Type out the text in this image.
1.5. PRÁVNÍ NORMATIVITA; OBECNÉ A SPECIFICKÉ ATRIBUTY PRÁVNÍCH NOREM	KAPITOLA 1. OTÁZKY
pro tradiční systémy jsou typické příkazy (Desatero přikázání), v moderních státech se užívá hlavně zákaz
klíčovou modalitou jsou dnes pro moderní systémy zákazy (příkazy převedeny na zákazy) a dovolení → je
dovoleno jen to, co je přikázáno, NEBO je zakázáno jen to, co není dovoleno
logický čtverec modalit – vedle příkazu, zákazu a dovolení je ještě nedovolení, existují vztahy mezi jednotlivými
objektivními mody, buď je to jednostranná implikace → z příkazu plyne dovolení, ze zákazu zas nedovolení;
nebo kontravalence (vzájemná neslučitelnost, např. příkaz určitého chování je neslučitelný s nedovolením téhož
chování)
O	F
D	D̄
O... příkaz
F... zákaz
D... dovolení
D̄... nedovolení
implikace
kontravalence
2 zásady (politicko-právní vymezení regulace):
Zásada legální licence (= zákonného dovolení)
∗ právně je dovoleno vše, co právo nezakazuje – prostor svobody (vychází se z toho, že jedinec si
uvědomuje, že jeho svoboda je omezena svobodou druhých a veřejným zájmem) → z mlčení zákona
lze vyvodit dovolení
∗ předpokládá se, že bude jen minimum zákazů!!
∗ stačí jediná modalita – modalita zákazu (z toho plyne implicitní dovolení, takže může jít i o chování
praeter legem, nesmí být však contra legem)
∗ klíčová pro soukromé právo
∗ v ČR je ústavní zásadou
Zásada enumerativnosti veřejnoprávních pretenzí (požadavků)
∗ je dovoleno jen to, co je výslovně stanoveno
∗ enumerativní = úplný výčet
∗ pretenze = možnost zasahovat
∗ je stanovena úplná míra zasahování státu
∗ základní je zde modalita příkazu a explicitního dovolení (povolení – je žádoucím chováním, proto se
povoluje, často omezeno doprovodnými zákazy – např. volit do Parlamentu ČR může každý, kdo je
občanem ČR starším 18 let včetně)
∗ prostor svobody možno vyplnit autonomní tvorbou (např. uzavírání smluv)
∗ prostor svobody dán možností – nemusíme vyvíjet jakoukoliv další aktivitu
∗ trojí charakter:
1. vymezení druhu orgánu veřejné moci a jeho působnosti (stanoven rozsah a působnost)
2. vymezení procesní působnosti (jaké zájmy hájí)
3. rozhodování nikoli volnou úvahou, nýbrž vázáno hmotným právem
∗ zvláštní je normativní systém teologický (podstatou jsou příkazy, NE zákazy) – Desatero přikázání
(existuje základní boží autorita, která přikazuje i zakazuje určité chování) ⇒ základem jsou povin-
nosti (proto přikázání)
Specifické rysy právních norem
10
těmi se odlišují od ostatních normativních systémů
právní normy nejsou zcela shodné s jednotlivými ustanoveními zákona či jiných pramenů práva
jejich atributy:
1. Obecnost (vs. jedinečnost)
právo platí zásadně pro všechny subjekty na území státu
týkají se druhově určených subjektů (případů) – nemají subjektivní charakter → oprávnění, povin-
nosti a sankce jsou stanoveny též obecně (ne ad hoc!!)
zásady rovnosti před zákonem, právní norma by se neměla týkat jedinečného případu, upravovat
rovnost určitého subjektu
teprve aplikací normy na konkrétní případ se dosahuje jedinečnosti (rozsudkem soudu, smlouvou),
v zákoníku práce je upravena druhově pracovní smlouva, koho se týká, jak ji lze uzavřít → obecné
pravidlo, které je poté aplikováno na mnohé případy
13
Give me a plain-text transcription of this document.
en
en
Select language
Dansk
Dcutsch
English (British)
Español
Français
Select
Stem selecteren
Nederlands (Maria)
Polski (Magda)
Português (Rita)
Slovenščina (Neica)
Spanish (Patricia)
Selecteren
▬▬▬
Pick each line holding the word "povin" out of the listing.

(existuje základní boží autorita, která přikazuje i zakazuje určité chování) ⇒ základem jsou povin-
týkají se druhově určených subjektů (případů) – nemají subjektivní charakter → oprávnění, povin-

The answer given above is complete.